### INPUT DATA
>> Start

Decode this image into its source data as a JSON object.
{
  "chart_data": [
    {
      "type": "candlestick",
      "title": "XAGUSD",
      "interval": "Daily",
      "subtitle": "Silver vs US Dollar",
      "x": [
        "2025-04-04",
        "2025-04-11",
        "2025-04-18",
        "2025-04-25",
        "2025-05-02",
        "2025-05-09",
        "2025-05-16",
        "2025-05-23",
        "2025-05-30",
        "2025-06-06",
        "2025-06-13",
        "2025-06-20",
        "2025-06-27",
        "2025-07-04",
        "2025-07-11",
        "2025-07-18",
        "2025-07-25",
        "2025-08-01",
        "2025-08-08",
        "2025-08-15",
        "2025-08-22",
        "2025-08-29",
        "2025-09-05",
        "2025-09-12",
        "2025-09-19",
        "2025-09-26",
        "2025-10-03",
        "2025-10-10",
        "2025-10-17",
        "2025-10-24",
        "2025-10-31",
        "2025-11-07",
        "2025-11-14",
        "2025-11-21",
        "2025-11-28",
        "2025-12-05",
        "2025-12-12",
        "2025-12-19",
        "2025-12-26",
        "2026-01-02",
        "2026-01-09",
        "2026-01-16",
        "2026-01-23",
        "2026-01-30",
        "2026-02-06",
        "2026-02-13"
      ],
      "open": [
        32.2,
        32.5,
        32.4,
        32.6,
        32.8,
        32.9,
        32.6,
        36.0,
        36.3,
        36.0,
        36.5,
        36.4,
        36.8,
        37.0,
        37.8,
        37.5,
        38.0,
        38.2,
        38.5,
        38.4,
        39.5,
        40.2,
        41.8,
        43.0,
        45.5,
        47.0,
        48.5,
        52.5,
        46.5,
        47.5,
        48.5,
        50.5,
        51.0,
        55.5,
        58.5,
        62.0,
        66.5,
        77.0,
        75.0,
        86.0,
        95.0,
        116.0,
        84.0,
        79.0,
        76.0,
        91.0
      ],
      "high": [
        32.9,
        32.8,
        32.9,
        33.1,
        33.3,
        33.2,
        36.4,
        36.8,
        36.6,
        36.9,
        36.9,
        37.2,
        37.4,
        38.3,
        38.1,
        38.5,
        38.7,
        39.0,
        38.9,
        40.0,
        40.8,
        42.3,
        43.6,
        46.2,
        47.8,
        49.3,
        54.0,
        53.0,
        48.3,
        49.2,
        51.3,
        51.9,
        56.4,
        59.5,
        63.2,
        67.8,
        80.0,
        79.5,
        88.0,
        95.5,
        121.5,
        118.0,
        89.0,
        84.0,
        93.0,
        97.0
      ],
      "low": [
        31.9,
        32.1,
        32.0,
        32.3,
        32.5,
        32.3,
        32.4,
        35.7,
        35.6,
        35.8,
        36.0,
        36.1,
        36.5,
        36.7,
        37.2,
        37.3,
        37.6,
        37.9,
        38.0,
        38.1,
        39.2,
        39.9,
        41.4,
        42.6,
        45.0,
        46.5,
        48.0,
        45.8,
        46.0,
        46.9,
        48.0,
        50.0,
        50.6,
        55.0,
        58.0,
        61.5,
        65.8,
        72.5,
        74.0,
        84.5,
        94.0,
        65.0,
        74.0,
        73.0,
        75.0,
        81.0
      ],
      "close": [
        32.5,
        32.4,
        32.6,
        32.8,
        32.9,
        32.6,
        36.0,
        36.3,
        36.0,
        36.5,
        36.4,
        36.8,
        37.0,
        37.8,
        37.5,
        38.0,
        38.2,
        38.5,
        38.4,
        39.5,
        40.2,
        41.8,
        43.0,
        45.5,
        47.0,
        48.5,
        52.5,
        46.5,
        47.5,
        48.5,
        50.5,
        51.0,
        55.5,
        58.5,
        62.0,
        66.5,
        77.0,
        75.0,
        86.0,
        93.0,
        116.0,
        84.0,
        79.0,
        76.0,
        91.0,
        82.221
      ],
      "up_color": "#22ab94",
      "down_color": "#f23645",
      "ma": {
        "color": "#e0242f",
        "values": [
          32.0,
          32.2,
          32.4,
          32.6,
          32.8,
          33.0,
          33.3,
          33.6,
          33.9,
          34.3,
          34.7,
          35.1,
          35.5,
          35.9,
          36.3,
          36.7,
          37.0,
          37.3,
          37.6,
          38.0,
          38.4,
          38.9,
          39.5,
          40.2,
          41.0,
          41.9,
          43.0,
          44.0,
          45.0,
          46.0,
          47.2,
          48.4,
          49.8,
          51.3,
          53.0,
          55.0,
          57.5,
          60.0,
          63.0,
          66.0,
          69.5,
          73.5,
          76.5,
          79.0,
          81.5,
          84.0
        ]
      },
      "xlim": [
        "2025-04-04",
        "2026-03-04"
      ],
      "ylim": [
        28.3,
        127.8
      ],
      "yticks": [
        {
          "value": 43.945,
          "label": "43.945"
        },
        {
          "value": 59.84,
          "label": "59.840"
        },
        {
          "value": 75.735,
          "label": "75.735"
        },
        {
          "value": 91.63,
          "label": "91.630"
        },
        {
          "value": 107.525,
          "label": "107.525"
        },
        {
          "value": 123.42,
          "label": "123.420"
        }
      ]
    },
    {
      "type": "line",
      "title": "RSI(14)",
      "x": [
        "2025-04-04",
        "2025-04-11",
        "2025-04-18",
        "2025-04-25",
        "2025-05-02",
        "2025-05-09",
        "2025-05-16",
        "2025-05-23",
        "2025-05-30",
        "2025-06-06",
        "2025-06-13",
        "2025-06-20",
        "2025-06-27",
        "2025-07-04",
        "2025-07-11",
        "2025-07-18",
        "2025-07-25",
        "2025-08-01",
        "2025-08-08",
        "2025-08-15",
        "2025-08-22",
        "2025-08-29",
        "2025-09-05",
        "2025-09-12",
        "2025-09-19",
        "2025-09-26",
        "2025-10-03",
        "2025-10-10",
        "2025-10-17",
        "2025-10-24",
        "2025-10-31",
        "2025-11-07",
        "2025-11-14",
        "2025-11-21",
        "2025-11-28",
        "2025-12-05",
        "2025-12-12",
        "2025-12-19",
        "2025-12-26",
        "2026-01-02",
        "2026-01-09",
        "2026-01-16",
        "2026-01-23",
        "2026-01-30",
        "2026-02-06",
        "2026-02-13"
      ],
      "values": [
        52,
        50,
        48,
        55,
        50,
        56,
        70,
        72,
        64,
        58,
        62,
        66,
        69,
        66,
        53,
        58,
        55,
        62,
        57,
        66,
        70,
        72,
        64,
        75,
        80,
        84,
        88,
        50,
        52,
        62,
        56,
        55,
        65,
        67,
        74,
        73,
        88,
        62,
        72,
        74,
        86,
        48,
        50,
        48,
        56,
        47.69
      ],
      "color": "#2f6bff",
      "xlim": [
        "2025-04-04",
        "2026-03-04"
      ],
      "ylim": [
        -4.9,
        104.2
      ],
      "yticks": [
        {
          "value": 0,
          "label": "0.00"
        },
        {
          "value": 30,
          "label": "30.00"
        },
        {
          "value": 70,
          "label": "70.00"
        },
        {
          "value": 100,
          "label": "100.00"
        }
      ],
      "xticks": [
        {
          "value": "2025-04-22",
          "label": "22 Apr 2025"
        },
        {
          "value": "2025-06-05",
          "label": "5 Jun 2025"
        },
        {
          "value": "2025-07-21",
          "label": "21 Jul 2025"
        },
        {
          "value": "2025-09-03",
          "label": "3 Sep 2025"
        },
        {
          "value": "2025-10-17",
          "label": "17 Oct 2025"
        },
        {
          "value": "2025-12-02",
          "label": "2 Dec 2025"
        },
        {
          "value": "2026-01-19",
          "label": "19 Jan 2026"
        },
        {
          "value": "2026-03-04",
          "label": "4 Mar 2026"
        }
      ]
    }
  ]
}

>> End

### STATED EXERCISE
Reproduce the records above exactly as they appear.

### WRITTEN ANSWER
Decode this image into its source data as a JSON object.
{
  "chart_data": [
    {
      "type": "candlestick",
      "title": "XAGUSD",
      "interval": "Daily",
      "subtitle": "Silver vs US Dollar",
      "x": [
        "2025-04-04",
        "2025-04-11",
        "2025-04-18",
        "2025-04-25",
        "2025-05-02",
        "2025-05-09",
        "2025-05-16",
        "2025-05-23",
        "2025-05-30",
        "2025-06-06",
        "2025-06-13",
        "2025-06-20",
        "2025-06-27",
        "2025-07-04",
        "2025-07-11",
        "2025-07-18",
        "2025-07-25",
        "2025-08-01",
        "2025-08-08",
        "2025-08-15",
        "2025-08-22",
        "2025-08-29",
        "2025-09-05",
        "2025-09-12",
        "2025-09-19",
        "2025-09-26",
        "2025-10-03",
        "2025-10-10",
        "2025-10-17",
        "2025-10-24",
        "2025-10-31",
        "2025-11-07",
        "2025-11-14",
        "2025-11-21",
        "2025-11-28",
        "2025-12-05",
        "2025-12-12",
        "2025-12-19",
        "2025-12-26",
        "2026-01-02",
        "2026-01-09",
        "2026-01-16",
        "2026-01-23",
        "2026-01-30",
        "2026-02-06",
        "2026-02-13"
      ],
      "open": [
        32.2,
        32.5,
        32.4,
        32.6,
        32.8,
        32.9,
        32.6,
        36.0,
        36.3,
        36.0,
        36.5,
        36.4,
        36.8,
        37.0,
        37.8,
        37.5,
        38.0,
        38.2,
        38.5,
        38.4,
        39.5,
        40.2,
        41.8,
        43.0,
        45.5,
        47.0,
        48.5,
        52.5,
        46.5,
        47.5,
        48.5,
        50.5,
        51.0,
        55.5,
        58.5,
        62.0,
        66.5,
        77.0,
        75.0,
        86.0,
        95.0,
        116.0,
        84.0,
        79.0,
        76.0,
        91.0
      ],
      "high": [
        32.9,
        32.8,
        32.9,
        33.1,
        33.3,
        33.2,
        36.4,
        36.8,
        36.6,
        36.9,
        36.9,
        37.2,
        37.4,
        38.3,
        38.1,
        38.5,
        38.7,
        39.0,
        38.9,
        40.0,
        40.8,
        42.3,
        43.6,
        46.2,
        47.8,
        49.3,
        54.0,
        53.0,
        48.3,
        49.2,
        51.3,
        51.9,
        56.4,
        59.5,
        63.2,
        67.8,
        80.0,
        79.5,
        88.0,
        95.5,
        121.5,
        118.0,
        89.0,
        84.0,
        93.0,
        97.0
      ],
      "low": [
        31.9,
        32.1,
        32.0,
        32.3,
        32.5,
        32.3,
        32.4,
        35.7,
        35.6,
        35.8,
        36.0,
        36.1,
        36.5,
        36.7,
        37.2,
        37.3,
        37.6,
        37.9,
        38.0,
        38.1,
        39.2,
        39.9,
        41.4,
        42.6,
        45.0,
        46.5,
        48.0,
        45.8,
        46.0,
        46.9,
        48.0,
        50.0,
        50.6,
        55.0,
        58.0,
        61.5,
        65.8,
        72.5,
        74.0,
        84.5,
        94.0,
        65.0,
        74.0,
        73.0,
        75.0,
        81.0
      ],
      "close": [
        32.5,
        32.4,
        32.6,
        32.8,
        32.9,
        32.6,
        36.0,
        36.3,
        36.0,
        36.5,
        36.4,
        36.8,
        37.0,
        37.8,
        37.5,
        38.0,
        38.2,
        38.5,
        38.4,
        39.5,
        40.2,
        41.8,
        43.0,
        45.5,
        47.0,
        48.5,
        52.5,
        46.5,
        47.5,
        48.5,
        50.5,
        51.0,
        55.5,
        58.5,
        62.0,
        66.5,
        77.0,
        75.0,
        86.0,
        93.0,
        116.0,
        84.0,
        79.0,
        76.0,
        91.0,
        82.221
      ],
      "up_color": "#22ab94",
      "down_color": "#f23645",
      "ma": {
        "color": "#e0242f",
        "values": [
          32.0,
          32.2,
          32.4,
          32.6,
          32.8,
          33.0,
          33.3,
          33.6,
          33.9,
          34.3,
          34.7,
          35.1,
          35.5,
          35.9,
          36.3,
          36.7,
          37.0,
          37.3,
          37.6,
          38.0,
          38.4,
          38.9,
          39.5,
          40.2,
          41.0,
          41.9,
          43.0,
          44.0,
          45.0,
          46.0,
          47.2,
          48.4,
          49.8,
          51.3,
          53.0,
          55.0,
          57.5,
          60.0,
          63.0,
          66.0,
          69.5,
          73.5,
          76.5,
          79.0,
          81.5,
          84.0
        ]
      },
      "xlim": [
        "2025-04-04",
        "2026-03-04"
      ],
      "ylim": [
        28.3,
        127.8
      ],
      "yticks": [
        {
          "value": 43.945,
          "label": "43.945"
        },
        {
          "value": 59.84,
          "label": "59.840"
        },
        {
          "value": 75.735,
          "label": "75.735"
        },
        {
          "value": 91.63,
          "label": "91.630"
        },
        {
          "value": 107.525,
          "label": "107.525"
        },
        {
          "value": 123.42,
          "label": "123.420"
        }
      ]
    },
    {
      "type": "line",
      "title": "RSI(14)",
      "x": [
        "2025-04-04",
        "2025-04-11",
        "2025-04-18",
        "2025-04-25",
        "2025-05-02",
        "2025-05-09",
        "2025-05-16",
        "2025-05-23",
        "2025-05-30",
        "2025-06-06",
        "2025-06-13",
        "2025-06-20",
        "2025-06-27",
        "2025-07-04",
        "2025-07-11",
        "2025-07-18",
        "2025-07-25",
        "2025-08-01",
        "2025-08-08",
        "2025-08-15",
        "2025-08-22",
        "2025-08-29",
        "2025-09-05",
        "2025-09-12",
        "2025-09-19",
        "2025-09-26",
        "2025-10-03",
        "2025-10-10",
        "2025-10-17",
        "2025-10-24",
        "2025-10-31",
        "2025-11-07",
        "2025-11-14",
        "2025-11-21",
        "2025-11-28",
        "2025-12-05",
        "2025-12-12",
        "2025-12-19",
        "2025-12-26",
        "2026-01-02",
        "2026-01-09",
        "2026-01-16",
        "2026-01-23",
        "2026-01-30",
        "2026-02-06",
        "2026-02-13"
      ],
      "values": [
        52,
        50,
        48,
        55,
        50,
        56,
        70,
        72,
        64,
        58,
        62,
        66,
        69,
        66,
        53,
        58,
        55,
        62,
        57,
        66,
        70,
        72,
        64,
        75,
        80,
        84,
        88,
        50,
        52,
        62,
        56,
        55,
        65,
        67,
        74,
        73,
        88,
        62,
        72,
        74,
        86,
        48,
        50,
        48,
        56,
        47.69
      ],
      "color": "#2f6bff",
      "xlim": [
        "2025-04-04",
        "2026-03-04"
      ],
      "ylim": [
        -4.9,
        104.2
      ],
      "yticks": [
        {
          "value": 0,
          "label": "0.00"
        },
        {
          "value": 30,
          "label": "30.00"
        },
        {
          "value": 70,
          "label": "70.00"
        },
        {
          "value": 100,
          "label": "100.00"
        }
      ],
      "xticks": [
        {
          "value": "2025-04-22",
          "label": "22 Apr 2025"
        },
        {
          "value": "2025-06-05",
          "label": "5 Jun 2025"
        },
        {
          "value": "2025-07-21",
          "label": "21 Jul 2025"
        },
        {
          "value": "2025-09-03",
          "label": "3 Sep 2025"
        },
        {
          "value": "2025-10-17",
          "label": "17 Oct 2025"
        },
        {
          "value": "2025-12-02",
          "label": "2 Dec 2025"
        },
        {
          "value": "2026-01-19",
          "label": "19 Jan 2026"
        },
        {
          "value": "2026-03-04",
          "label": "4 Mar 2026"
        }
      ]
    }
  ]
}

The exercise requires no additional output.